--- BEGIN TASK INPUT ---
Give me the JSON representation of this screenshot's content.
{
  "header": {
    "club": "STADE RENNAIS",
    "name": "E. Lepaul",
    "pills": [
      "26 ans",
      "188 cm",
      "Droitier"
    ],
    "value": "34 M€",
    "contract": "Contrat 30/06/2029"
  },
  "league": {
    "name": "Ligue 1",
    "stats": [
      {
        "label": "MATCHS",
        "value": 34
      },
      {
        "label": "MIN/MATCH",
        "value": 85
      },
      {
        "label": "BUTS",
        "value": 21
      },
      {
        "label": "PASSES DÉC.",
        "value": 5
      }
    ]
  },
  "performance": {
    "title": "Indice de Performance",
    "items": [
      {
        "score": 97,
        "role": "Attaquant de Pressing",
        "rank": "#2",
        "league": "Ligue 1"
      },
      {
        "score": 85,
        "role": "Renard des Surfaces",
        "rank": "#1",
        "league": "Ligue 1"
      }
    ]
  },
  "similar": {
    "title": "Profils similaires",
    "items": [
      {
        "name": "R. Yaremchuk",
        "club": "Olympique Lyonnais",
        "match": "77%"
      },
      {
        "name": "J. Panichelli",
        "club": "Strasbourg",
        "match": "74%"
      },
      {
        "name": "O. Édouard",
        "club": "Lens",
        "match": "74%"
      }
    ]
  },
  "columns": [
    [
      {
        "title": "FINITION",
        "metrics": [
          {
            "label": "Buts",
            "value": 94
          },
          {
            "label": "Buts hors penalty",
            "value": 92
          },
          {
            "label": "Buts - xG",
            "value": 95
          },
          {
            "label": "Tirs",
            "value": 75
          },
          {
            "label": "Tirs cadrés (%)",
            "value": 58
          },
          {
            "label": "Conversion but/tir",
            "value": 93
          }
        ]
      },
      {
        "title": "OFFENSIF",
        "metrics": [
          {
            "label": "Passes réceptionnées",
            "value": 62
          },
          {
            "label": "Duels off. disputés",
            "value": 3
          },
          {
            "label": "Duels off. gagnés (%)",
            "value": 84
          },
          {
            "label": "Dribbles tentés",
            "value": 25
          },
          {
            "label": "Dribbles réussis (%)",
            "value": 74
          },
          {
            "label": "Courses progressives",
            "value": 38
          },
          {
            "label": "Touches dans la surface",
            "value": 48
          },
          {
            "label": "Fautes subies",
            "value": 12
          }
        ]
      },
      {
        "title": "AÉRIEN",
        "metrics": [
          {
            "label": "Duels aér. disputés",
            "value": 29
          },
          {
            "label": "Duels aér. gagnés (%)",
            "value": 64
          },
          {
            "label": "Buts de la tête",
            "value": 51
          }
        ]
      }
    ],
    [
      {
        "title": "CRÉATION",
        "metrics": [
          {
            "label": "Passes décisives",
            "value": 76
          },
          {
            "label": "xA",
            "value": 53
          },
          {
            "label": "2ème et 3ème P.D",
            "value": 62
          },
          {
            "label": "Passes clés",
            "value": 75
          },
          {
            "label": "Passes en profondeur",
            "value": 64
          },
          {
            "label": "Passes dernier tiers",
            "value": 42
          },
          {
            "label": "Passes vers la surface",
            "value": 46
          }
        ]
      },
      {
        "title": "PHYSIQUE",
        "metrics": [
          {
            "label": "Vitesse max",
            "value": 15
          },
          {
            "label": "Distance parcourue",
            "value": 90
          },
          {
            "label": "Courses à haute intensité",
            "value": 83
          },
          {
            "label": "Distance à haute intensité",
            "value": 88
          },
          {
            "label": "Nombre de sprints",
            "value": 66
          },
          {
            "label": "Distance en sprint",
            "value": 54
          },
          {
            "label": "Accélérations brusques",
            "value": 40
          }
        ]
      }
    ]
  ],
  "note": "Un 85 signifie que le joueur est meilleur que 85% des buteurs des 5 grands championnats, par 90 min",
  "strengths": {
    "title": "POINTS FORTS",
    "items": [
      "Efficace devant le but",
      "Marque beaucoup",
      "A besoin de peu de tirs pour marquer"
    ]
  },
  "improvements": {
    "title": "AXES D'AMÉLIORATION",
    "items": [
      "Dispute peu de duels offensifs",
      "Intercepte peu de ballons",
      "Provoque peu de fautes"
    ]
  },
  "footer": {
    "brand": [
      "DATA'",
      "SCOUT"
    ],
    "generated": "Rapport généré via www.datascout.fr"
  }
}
--- END TASK INPUT ---
### STATED GOAL:
Look through the data above. Copy every line with the string "Distance" in it.

### TASK OUTPUT:
            "label": "Distance parcourue",
            "label": "Distance à haute intensité",
            "label": "Distance en sprint",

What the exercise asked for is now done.